(Chart and figure data)

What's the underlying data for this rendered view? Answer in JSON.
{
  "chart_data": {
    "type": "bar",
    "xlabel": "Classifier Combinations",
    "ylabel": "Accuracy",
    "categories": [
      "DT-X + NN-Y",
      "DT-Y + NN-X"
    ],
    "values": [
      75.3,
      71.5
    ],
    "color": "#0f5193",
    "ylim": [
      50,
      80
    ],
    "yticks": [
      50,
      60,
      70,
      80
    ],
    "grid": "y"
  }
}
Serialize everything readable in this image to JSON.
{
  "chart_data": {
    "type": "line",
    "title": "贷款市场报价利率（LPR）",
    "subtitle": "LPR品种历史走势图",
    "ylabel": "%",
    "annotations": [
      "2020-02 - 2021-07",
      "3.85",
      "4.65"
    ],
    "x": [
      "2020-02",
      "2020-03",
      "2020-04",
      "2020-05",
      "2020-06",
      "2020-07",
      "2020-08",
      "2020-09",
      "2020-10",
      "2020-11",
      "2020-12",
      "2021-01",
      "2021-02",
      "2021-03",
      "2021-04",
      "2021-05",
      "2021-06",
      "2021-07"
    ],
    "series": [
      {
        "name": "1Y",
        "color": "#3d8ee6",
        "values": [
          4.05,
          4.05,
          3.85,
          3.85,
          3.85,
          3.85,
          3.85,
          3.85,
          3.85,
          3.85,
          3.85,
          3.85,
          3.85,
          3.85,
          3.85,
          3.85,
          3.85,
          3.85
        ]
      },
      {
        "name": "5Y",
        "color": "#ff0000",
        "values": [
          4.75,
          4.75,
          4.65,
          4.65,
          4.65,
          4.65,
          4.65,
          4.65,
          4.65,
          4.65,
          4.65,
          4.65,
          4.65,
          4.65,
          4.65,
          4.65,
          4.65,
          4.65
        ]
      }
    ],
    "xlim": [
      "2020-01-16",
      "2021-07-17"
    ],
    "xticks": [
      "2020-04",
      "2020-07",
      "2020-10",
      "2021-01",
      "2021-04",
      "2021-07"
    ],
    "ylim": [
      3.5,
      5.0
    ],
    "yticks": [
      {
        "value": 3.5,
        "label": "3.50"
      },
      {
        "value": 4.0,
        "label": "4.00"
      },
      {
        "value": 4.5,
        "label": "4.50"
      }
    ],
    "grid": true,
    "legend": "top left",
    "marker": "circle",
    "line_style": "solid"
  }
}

*The problem*: Repeat the records exactly, including every line.

*Solution below*:
What's the underlying data for this rendered view? Answer in JSON.
{
  "chart_data": {
    "type": "bar",
    "xlabel": "Classifier Combinations",
    "ylabel": "Accuracy",
    "categories": [
      "DT-X + NN-Y",
      "DT-Y + NN-X"
    ],
    "values": [
      75.3,
      71.5
    ],
    "color": "#0f5193",
    "ylim": [
      50,
      80
    ],
    "yticks": [
      50,
      60,
      70,
      80
    ],
    "grid": "y"
  }
}
Serialize everything readable in this image to JSON.
{
  "chart_data": {
    "type": "line",
    "title": "贷款市场报价利率（LPR）",
    "subtitle": "LPR品种历史走势图",
    "ylabel": "%",
    "annotations": [
      "2020-02 - 2021-07",
      "3.85",
      "4.65"
    ],
    "x": [
      "2020-02",
      "2020-03",
      "2020-04",
      "2020-05",
      "2020-06",
      "2020-07",
      "2020-08",
      "2020-09",
      "2020-10",
      "2020-11",
      "2020-12",
      "2021-01",
      "2021-02",
      "2021-03",
      "2021-04",
      "2021-05",
      "2021-06",
      "2021-07"
    ],
    "series": [
      {
        "name": "1Y",
        "color": "#3d8ee6",
        "values": [
          4.05,
          4.05,
          3.85,
          3.85,
          3.85,
          3.85,
          3.85,
          3.85,
          3.85,
          3.85,
          3.85,
          3.85,
          3.85,
          3.85,
          3.85,
          3.85,
          3.85,
          3.85
        ]
      },
      {
        "name": "5Y",
        "color": "#ff0000",
        "values": [
          4.75,
          4.75,
          4.65,
          4.65,
          4.65,
          4.65,
          4.65,
          4.65,
          4.65,
          4.65,
          4.65,
          4.65,
          4.65,
          4.65,
          4.65,
          4.65,
          4.65,
          4.65
        ]
      }
    ],
    "xlim": [
      "2020-01-16",
      "2021-07-17"
    ],
    "xticks": [
      "2020-04",
      "2020-07",
      "2020-10",
      "2021-01",
      "2021-04",
      "2021-07"
    ],
    "ylim": [
      3.5,
      5.0
    ],
    "yticks": [
      {
        "value": 3.5,
        "label": "3.50"
      },
      {
        "value": 4.0,
        "label": "4.00"
      },
      {
        "value": 4.5,
        "label": "4.50"
      }
    ],
    "grid": true,
    "legend": "top left",
    "marker": "circle",
    "line_style": "solid"
  }
}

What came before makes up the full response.